- SHORT PROBLEM: Give every line back verbatim, dropping all images.

┄┄┄┄┄┄┄┄┄┄┄┄┄┄┄┄┄┄┄┄

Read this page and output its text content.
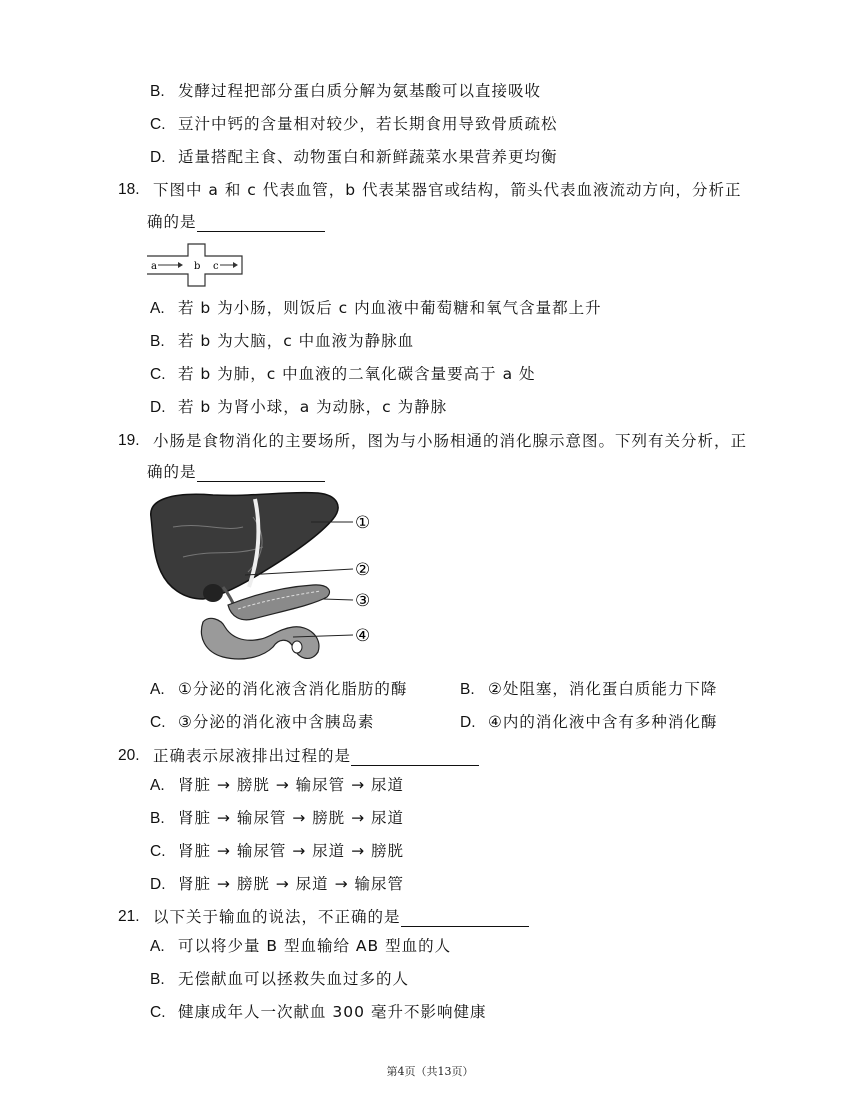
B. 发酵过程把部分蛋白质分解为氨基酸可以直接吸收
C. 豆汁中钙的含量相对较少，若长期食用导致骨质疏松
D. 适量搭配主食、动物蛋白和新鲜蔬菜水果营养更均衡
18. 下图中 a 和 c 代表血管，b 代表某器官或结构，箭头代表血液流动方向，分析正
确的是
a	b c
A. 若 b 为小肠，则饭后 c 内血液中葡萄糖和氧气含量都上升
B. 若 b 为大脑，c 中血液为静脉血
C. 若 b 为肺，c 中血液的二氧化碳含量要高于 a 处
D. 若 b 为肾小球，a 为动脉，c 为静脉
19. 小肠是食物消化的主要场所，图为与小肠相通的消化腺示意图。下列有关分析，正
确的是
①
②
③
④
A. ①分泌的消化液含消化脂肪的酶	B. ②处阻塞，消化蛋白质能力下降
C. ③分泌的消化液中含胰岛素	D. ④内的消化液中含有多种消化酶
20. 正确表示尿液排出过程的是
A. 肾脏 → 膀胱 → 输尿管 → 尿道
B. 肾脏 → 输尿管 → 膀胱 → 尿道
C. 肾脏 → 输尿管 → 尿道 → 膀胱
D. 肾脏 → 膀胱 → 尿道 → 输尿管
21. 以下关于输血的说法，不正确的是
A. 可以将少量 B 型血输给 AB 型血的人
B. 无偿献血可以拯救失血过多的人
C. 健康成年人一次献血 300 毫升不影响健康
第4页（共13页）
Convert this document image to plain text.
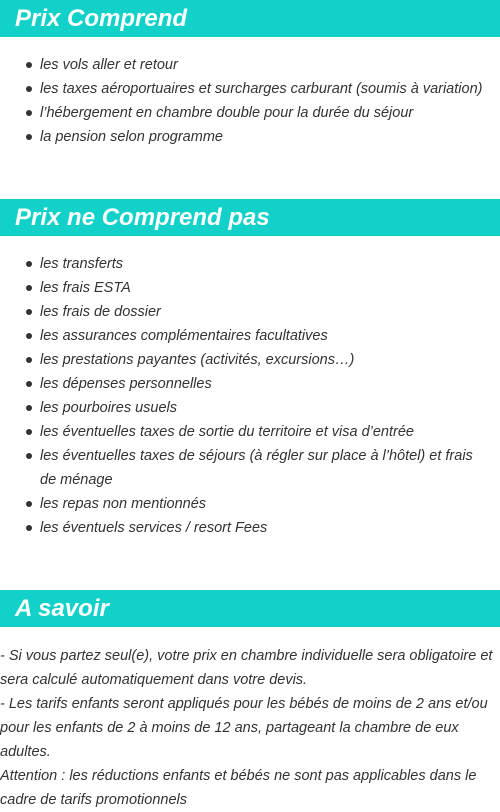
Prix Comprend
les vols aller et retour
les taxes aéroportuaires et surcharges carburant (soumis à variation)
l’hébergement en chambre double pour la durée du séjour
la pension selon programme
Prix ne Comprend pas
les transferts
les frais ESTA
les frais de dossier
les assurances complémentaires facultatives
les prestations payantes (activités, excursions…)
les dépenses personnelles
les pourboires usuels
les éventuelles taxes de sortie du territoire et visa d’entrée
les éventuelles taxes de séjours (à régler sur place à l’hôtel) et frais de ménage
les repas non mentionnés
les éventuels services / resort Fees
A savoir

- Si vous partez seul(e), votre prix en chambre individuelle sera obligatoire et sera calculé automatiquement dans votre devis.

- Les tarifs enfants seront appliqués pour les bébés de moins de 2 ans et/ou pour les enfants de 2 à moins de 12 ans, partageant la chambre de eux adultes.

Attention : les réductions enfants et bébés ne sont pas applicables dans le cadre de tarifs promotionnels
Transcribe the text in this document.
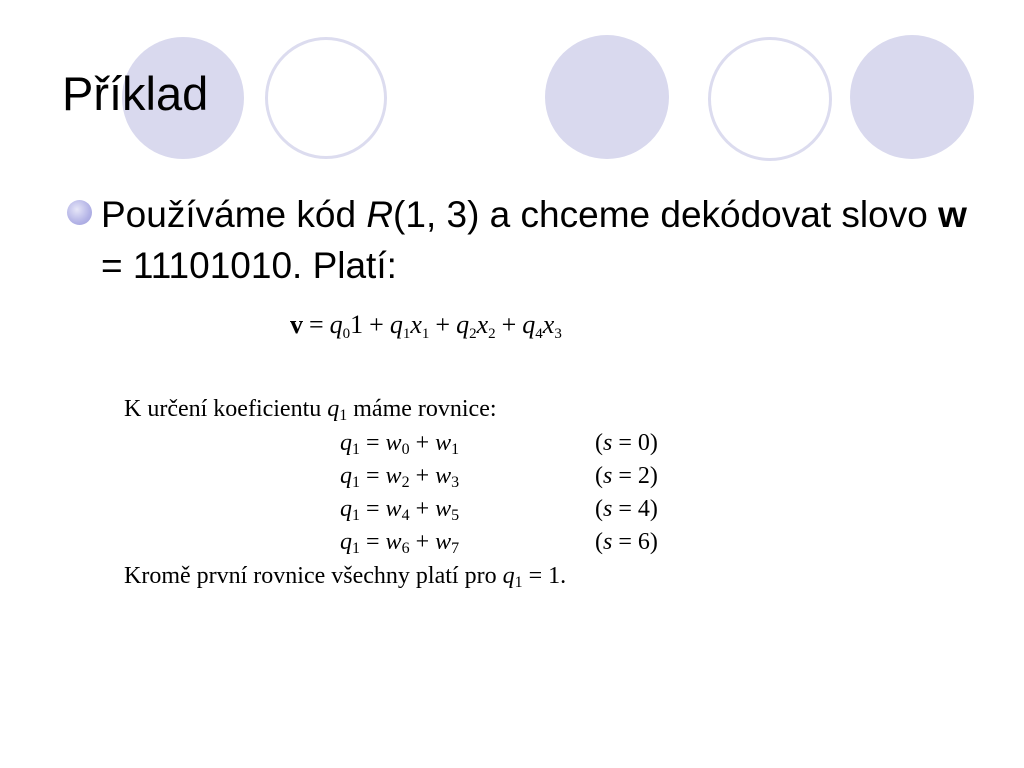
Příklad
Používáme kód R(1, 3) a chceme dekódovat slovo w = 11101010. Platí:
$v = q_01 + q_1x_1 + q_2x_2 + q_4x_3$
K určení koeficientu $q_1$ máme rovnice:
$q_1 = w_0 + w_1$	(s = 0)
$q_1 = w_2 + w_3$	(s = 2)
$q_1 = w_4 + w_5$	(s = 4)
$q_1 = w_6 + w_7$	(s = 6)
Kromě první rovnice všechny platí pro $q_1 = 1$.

┄┄┄┄┄┄┄┄┄┄┄┄┄┄┄┄┄┄┄┄

- PROBLEM SOLUTION:
Read this page and output its text content.
B. 发酵过程把部分蛋白质分解为氨基酸可以直接吸收
C. 豆汁中钙的含量相对较少，若长期食用导致骨质疏松
D. 适量搭配主食、动物蛋白和新鲜蔬菜水果营养更均衡
18. 下图中 a 和 c 代表血管，b 代表某器官或结构，箭头代表血液流动方向，分析正
确的是
a	b c
A. 若 b 为小肠，则饭后 c 内血液中葡萄糖和氧气含量都上升
B. 若 b 为大脑，c 中血液为静脉血
C. 若 b 为肺，c 中血液的二氧化碳含量要高于 a 处
D. 若 b 为肾小球，a 为动脉，c 为静脉
19. 小肠是食物消化的主要场所，图为与小肠相通的消化腺示意图。下列有关分析，正
确的是
①
②
③
④
A. ①分泌的消化液含消化脂肪的酶	B. ②处阻塞，消化蛋白质能力下降
C. ③分泌的消化液中含胰岛素	D. ④内的消化液中含有多种消化酶
20. 正确表示尿液排出过程的是
A. 肾脏 → 膀胱 → 输尿管 → 尿道
B. 肾脏 → 输尿管 → 膀胱 → 尿道
C. 肾脏 → 输尿管 → 尿道 → 膀胱
D. 肾脏 → 膀胱 → 尿道 → 输尿管
21. 以下关于输血的说法，不正确的是
A. 可以将少量 B 型血输给 AB 型血的人
B. 无偿献血可以拯救失血过多的人
C. 健康成年人一次献血 300 毫升不影响健康
第4页（共13页）
Convert this document image to plain text.
Prix Comprend
les vols aller et retour
les taxes aéroportuaires et surcharges carburant (soumis à variation)
l’hébergement en chambre double pour la durée du séjour
la pension selon programme
Prix ne Comprend pas
les transferts
les frais ESTA
les frais de dossier
les assurances complémentaires facultatives
les prestations payantes (activités, excursions…)
les dépenses personnelles
les pourboires usuels
les éventuelles taxes de sortie du territoire et visa d’entrée
les éventuelles taxes de séjours (à régler sur place à l’hôtel) et frais de ménage
les repas non mentionnés
les éventuels services / resort Fees
A savoir

- Si vous partez seul(e), votre prix en chambre individuelle sera obligatoire et sera calculé automatiquement dans votre devis.

- Les tarifs enfants seront appliqués pour les bébés de moins de 2 ans et/ou pour les enfants de 2 à moins de 12 ans, partageant la chambre de eux adultes.

Attention : les réductions enfants et bébés ne sont pas applicables dans le cadre de tarifs promotionnels
Transcribe the text in this document.
Příklad
Používáme kód R(1, 3) a chceme dekódovat slovo w = 11101010. Platí:
$v = q_01 + q_1x_1 + q_2x_2 + q_4x_3$
K určení koeficientu $q_1$ máme rovnice:
$q_1 = w_0 + w_1$	(s = 0)
$q_1 = w_2 + w_3$	(s = 2)
$q_1 = w_4 + w_5$	(s = 4)
$q_1 = w_6 + w_7$	(s = 6)
Kromě první rovnice všechny platí pro $q_1 = 1$.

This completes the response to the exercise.